BEGIN Given records

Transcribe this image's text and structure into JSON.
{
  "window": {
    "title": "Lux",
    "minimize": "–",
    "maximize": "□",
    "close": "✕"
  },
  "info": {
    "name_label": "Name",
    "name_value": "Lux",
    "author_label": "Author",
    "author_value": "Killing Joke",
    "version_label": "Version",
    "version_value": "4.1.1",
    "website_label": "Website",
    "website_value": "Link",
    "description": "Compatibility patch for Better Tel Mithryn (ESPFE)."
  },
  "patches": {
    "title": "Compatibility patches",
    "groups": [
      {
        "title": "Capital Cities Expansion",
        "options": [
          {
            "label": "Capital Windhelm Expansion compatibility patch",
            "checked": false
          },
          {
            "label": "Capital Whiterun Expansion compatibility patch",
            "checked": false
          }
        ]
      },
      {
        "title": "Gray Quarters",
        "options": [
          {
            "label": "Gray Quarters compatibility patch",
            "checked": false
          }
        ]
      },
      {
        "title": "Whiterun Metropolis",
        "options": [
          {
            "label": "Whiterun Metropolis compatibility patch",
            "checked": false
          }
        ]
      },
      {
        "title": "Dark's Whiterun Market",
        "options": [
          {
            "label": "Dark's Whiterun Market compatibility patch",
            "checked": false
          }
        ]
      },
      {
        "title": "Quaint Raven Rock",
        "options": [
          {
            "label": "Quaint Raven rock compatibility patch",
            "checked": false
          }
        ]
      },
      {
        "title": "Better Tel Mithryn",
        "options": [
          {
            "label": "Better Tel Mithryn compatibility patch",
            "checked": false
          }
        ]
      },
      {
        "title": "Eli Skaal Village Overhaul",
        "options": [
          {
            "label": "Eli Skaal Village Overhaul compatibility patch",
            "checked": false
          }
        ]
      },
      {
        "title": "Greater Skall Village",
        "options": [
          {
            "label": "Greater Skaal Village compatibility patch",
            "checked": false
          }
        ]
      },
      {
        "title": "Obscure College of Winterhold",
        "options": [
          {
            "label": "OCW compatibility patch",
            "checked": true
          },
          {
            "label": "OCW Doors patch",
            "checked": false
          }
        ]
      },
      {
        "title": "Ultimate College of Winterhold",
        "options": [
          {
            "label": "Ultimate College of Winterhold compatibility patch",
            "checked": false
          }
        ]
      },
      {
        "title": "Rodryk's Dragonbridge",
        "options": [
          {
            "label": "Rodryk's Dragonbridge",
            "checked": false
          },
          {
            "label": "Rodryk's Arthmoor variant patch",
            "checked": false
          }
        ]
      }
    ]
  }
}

END Given records

## Exercise aim
Exact output of every entry is required.

## Complete output
Transcribe this image's text and structure into JSON.
{
  "window": {
    "title": "Lux",
    "minimize": "–",
    "maximize": "□",
    "close": "✕"
  },
  "info": {
    "name_label": "Name",
    "name_value": "Lux",
    "author_label": "Author",
    "author_value": "Killing Joke",
    "version_label": "Version",
    "version_value": "4.1.1",
    "website_label": "Website",
    "website_value": "Link",
    "description": "Compatibility patch for Better Tel Mithryn (ESPFE)."
  },
  "patches": {
    "title": "Compatibility patches",
    "groups": [
      {
        "title": "Capital Cities Expansion",
        "options": [
          {
            "label": "Capital Windhelm Expansion compatibility patch",
            "checked": false
          },
          {
            "label": "Capital Whiterun Expansion compatibility patch",
            "checked": false
          }
        ]
      },
      {
        "title": "Gray Quarters",
        "options": [
          {
            "label": "Gray Quarters compatibility patch",
            "checked": false
          }
        ]
      },
      {
        "title": "Whiterun Metropolis",
        "options": [
          {
            "label": "Whiterun Metropolis compatibility patch",
            "checked": false
          }
        ]
      },
      {
        "title": "Dark's Whiterun Market",
        "options": [
          {
            "label": "Dark's Whiterun Market compatibility patch",
            "checked": false
          }
        ]
      },
      {
        "title": "Quaint Raven Rock",
        "options": [
          {
            "label": "Quaint Raven rock compatibility patch",
            "checked": false
          }
        ]
      },
      {
        "title": "Better Tel Mithryn",
        "options": [
          {
            "label": "Better Tel Mithryn compatibility patch",
            "checked": false
          }
        ]
      },
      {
        "title": "Eli Skaal Village Overhaul",
        "options": [
          {
            "label": "Eli Skaal Village Overhaul compatibility patch",
            "checked": false
          }
        ]
      },
      {
        "title": "Greater Skall Village",
        "options": [
          {
            "label": "Greater Skaal Village compatibility patch",
            "checked": false
          }
        ]
      },
      {
        "title": "Obscure College of Winterhold",
        "options": [
          {
            "label": "OCW compatibility patch",
            "checked": true
          },
          {
            "label": "OCW Doors patch",
            "checked": false
          }
        ]
      },
      {
        "title": "Ultimate College of Winterhold",
        "options": [
          {
            "label": "Ultimate College of Winterhold compatibility patch",
            "checked": false
          }
        ]
      },
      {
        "title": "Rodryk's Dragonbridge",
        "options": [
          {
            "label": "Rodryk's Dragonbridge",
            "checked": false
          },
          {
            "label": "Rodryk's Arthmoor variant patch",
            "checked": false
          }
        ]
      }
    ]
  }
}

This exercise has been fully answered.